Scan the data. Collect each line that contains the word "Mendelssohn".

---------- EXCERPTED RECORDS

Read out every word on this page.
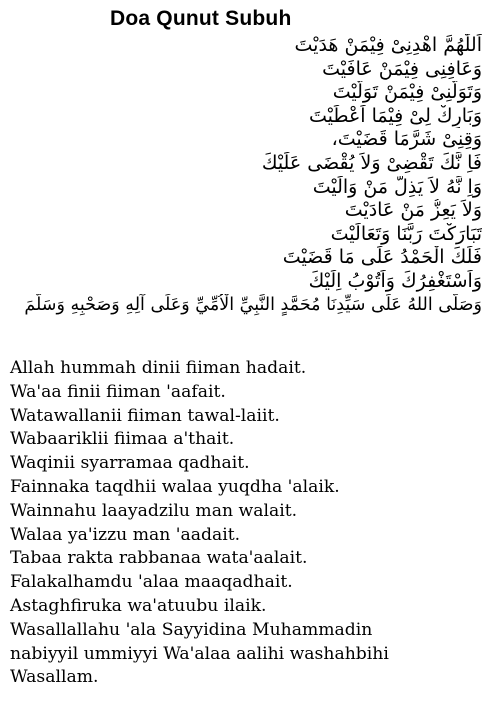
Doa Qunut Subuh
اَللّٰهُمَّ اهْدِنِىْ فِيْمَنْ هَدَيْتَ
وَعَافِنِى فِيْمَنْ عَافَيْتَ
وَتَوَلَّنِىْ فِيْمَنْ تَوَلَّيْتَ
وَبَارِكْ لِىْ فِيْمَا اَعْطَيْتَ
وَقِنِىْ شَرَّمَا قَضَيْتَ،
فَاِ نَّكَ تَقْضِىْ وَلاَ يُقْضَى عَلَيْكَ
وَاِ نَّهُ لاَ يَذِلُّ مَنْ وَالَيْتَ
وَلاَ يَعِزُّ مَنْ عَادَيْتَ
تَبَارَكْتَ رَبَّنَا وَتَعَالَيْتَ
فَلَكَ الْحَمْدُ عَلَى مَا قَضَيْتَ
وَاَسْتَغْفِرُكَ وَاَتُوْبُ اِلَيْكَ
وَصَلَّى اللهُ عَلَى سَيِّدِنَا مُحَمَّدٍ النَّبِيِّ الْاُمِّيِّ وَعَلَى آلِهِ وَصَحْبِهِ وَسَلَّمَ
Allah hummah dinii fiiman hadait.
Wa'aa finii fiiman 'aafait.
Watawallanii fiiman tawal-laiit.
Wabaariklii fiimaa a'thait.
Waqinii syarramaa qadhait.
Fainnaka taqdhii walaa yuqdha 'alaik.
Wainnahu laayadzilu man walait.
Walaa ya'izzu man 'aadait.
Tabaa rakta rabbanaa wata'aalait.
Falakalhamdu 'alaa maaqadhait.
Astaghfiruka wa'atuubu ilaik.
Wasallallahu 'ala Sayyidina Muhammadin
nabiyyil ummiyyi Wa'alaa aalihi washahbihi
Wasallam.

--------------------
---------- EXCERPTED RECORDS

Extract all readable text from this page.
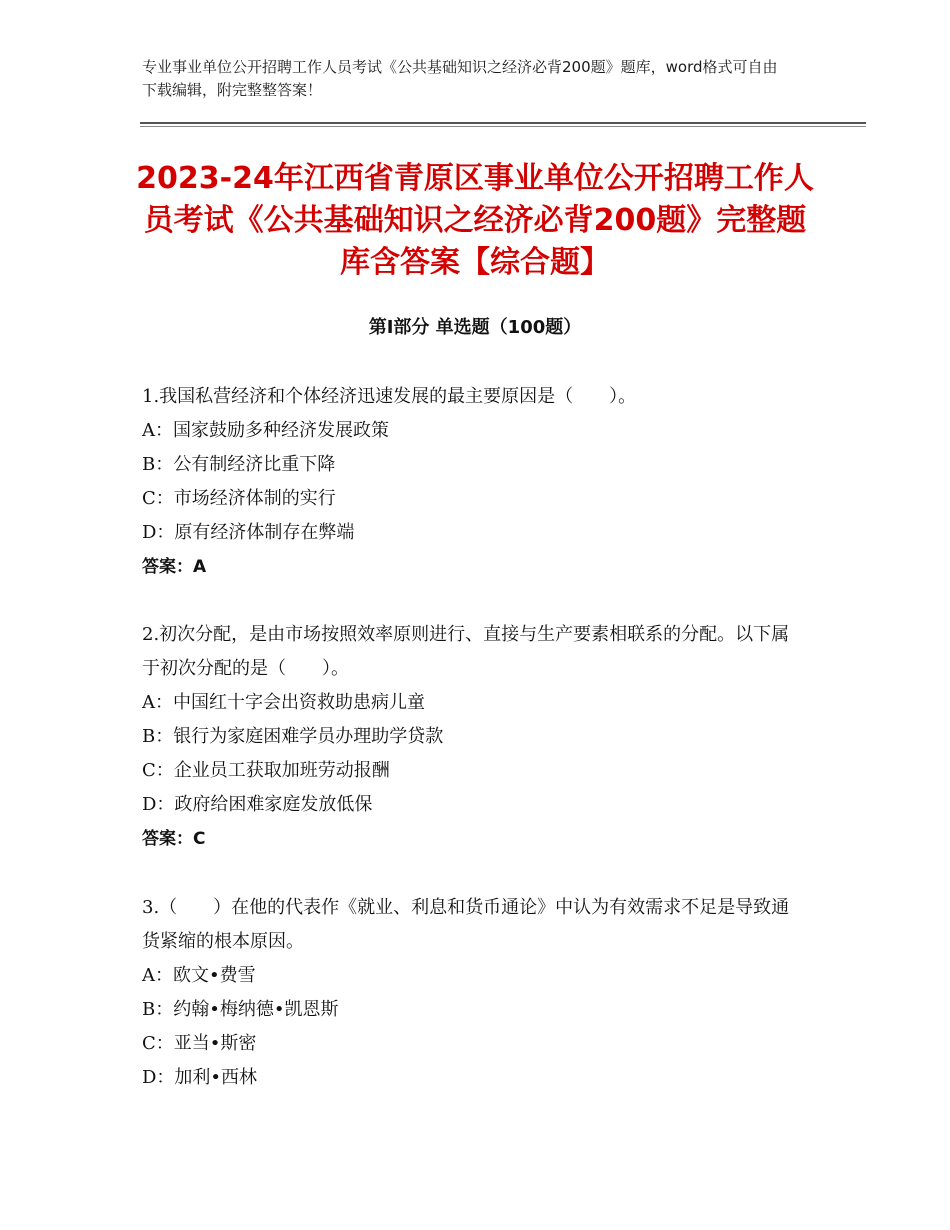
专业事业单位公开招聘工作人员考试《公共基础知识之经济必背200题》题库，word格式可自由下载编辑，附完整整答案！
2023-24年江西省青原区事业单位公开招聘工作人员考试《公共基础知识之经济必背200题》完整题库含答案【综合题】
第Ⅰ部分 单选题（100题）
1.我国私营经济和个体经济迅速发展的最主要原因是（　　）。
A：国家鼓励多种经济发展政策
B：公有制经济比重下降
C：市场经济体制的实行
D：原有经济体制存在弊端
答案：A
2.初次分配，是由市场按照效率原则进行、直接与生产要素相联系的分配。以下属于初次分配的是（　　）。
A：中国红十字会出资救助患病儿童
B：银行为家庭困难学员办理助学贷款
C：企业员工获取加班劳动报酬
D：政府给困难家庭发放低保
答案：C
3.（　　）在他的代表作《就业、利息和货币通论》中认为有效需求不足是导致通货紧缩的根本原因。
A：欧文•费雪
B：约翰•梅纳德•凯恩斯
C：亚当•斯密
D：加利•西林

--------------------
---------- EXCERPTED RECORDS

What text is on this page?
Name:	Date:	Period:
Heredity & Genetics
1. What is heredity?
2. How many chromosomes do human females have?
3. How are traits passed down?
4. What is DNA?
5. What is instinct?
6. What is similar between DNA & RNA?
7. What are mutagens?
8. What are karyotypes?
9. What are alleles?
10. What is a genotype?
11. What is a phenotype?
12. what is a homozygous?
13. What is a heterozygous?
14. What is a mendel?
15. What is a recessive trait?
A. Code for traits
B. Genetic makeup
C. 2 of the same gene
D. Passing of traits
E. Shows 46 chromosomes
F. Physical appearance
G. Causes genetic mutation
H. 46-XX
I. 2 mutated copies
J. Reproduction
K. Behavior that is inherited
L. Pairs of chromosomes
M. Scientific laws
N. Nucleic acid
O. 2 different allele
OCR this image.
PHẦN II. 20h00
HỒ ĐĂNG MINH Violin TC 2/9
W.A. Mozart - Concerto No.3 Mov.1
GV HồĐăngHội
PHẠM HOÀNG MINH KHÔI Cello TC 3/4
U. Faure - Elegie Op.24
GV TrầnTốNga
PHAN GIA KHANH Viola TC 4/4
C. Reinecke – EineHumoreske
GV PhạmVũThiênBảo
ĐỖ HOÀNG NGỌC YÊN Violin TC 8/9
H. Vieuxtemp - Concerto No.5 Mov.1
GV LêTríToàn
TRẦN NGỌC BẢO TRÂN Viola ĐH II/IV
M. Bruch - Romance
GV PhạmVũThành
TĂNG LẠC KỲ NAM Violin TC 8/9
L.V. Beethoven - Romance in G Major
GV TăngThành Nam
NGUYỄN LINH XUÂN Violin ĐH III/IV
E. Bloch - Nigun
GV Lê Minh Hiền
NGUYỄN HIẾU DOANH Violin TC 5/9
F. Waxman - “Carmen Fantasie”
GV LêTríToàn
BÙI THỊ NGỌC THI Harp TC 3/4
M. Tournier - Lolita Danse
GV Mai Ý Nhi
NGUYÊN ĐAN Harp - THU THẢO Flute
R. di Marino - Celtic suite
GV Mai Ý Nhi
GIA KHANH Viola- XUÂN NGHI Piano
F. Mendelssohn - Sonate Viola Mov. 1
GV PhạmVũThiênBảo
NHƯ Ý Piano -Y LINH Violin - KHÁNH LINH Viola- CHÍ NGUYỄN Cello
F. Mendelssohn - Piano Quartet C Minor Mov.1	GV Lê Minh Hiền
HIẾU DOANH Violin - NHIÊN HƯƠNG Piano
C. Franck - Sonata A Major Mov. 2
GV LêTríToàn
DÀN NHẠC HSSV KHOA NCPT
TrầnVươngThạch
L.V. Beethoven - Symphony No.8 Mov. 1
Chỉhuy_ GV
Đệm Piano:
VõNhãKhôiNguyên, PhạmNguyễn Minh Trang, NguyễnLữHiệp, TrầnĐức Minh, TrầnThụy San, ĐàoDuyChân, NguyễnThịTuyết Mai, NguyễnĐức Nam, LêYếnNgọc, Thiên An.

--------------------

**FINISHED EXERCISE**
F. Mendelssohn - Sonate Viola Mov. 1
F. Mendelssohn - Piano Quartet C Minor Mov.1	GV Lê Minh Hiền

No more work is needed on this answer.